DATA TO PROCESS ::

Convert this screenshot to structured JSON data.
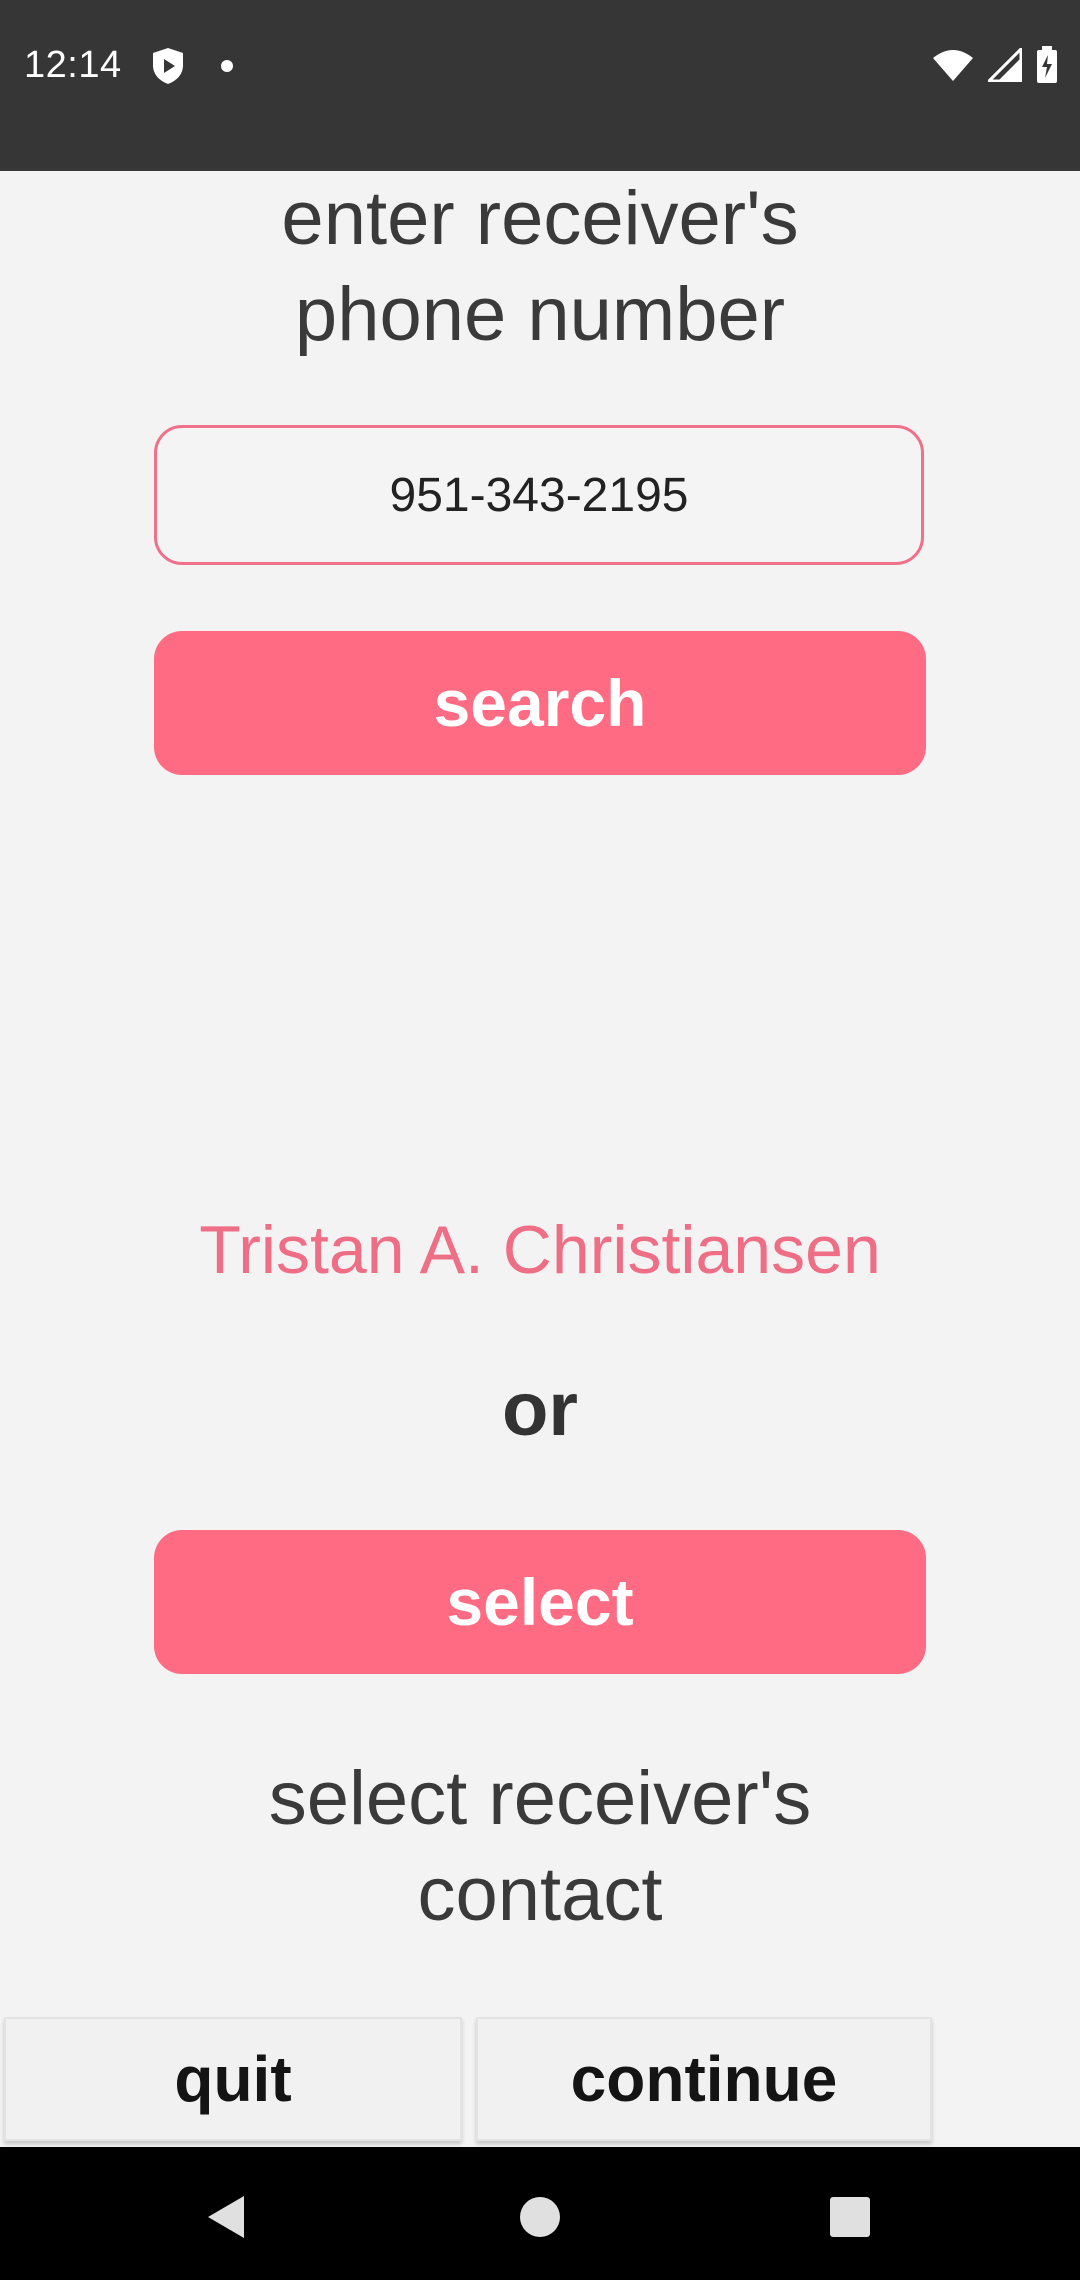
{
  "status_bar": {
    "time": "12:14",
    "left_icons": [
      "shield-play-icon",
      "dot-icon"
    ],
    "right_icons": [
      "wifi-icon",
      "signal-icon",
      "battery-charging-icon"
    ]
  },
  "main": {
    "title_line1": "enter receiver's",
    "title_line2": "phone number",
    "phone_value": "951-343-2195",
    "search_label": "search",
    "found_name": "Tristan A. Christiansen",
    "or_label": "or",
    "select_label": "select",
    "select_hint_line1": "select receiver's",
    "select_hint_line2": "contact"
  },
  "footer": {
    "quit_label": "quit",
    "continue_label": "continue"
  },
  "nav_bar": {
    "icons": [
      "back-icon",
      "home-icon",
      "recents-icon"
    ]
  },
  "colors": {
    "accent": "#ff6b82",
    "accent_text": "#ee6e86",
    "status_bar": "#363636",
    "background": "#f4f3f4"
  }
}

WRITTEN PROBLEM ::
Give every record again exactly, apart from the pictures, which stay out.

SOLUTION ::
Convert this screenshot to structured JSON data.
{
  "status_bar": {
    "time": "12:14",
    "left_icons": [
      "shield-play-icon",
      "dot-icon"
    ],
    "right_icons": [
      "wifi-icon",
      "signal-icon",
      "battery-charging-icon"
    ]
  },
  "main": {
    "title_line1": "enter receiver's",
    "title_line2": "phone number",
    "phone_value": "951-343-2195",
    "search_label": "search",
    "found_name": "Tristan A. Christiansen",
    "or_label": "or",
    "select_label": "select",
    "select_hint_line1": "select receiver's",
    "select_hint_line2": "contact"
  },
  "footer": {
    "quit_label": "quit",
    "continue_label": "continue"
  },
  "nav_bar": {
    "icons": [
      "back-icon",
      "home-icon",
      "recents-icon"
    ]
  },
  "colors": {
    "accent": "#ff6b82",
    "accent_text": "#ee6e86",
    "status_bar": "#363636",
    "background": "#f4f3f4"
  }
}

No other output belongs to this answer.